_AIM_
Gather all lines in the records below that include the word "content".

-- Begin RECORDS FOR PROCESSING --

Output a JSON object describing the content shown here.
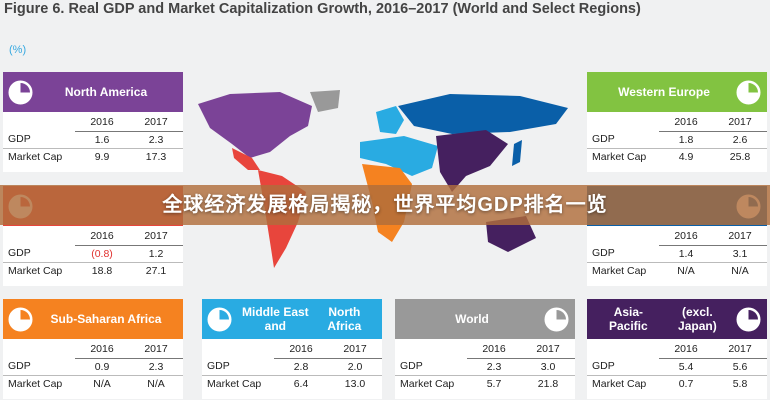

-- End RECORDS FOR PROCESSING --
-- Begin RECORDS FOR PROCESSING --

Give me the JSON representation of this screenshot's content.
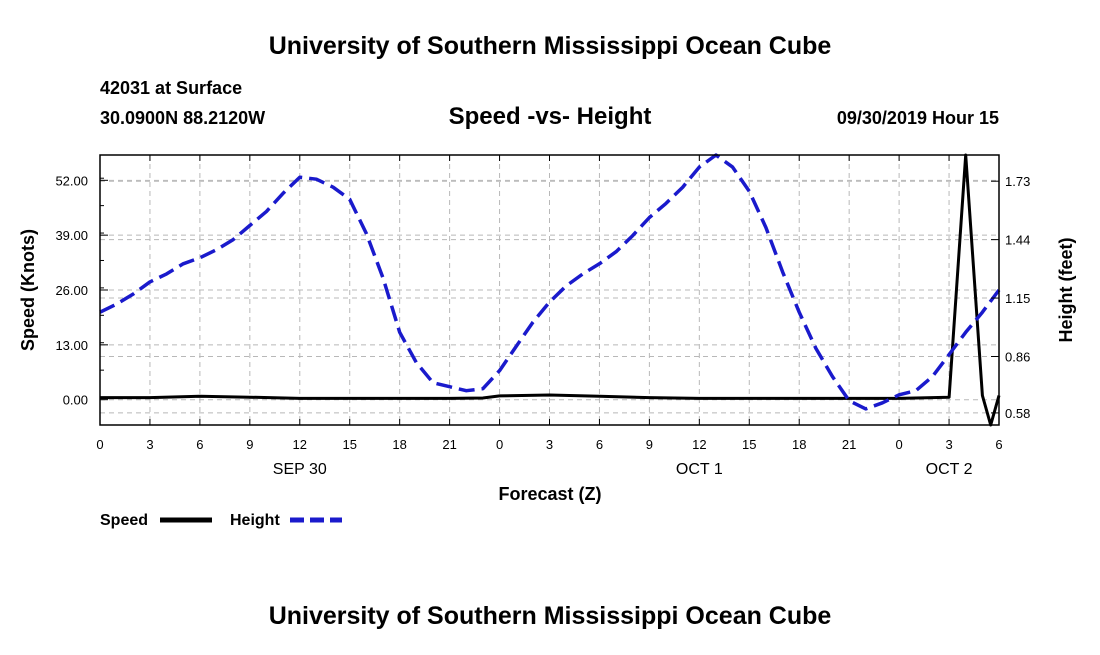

-- End RECORDS FOR PROCESSING --
-- Begin RECORDS FOR PROCESSING --

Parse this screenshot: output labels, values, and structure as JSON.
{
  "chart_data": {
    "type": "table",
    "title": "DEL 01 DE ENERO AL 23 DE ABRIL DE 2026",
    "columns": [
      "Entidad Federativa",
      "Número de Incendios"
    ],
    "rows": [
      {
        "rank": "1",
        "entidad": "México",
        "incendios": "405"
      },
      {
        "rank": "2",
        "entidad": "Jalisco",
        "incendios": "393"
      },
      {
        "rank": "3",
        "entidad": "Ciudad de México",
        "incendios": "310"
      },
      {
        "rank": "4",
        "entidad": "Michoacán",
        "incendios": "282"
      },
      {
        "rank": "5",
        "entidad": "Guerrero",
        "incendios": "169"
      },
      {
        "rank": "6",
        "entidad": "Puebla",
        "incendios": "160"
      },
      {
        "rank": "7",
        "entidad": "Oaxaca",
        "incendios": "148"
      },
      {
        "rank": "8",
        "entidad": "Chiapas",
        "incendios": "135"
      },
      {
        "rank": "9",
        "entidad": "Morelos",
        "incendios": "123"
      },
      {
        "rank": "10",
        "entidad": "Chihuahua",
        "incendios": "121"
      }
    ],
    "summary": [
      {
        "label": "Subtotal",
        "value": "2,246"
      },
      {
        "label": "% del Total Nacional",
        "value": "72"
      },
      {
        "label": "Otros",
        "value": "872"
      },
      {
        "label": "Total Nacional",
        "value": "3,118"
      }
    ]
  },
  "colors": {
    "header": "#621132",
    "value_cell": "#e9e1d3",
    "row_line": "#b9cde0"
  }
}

-- End RECORDS FOR PROCESSING --

_WRITTEN RESPONSE_
Output a JSON object describing the content shown here.
Give me the JSON representation of this screenshot's content.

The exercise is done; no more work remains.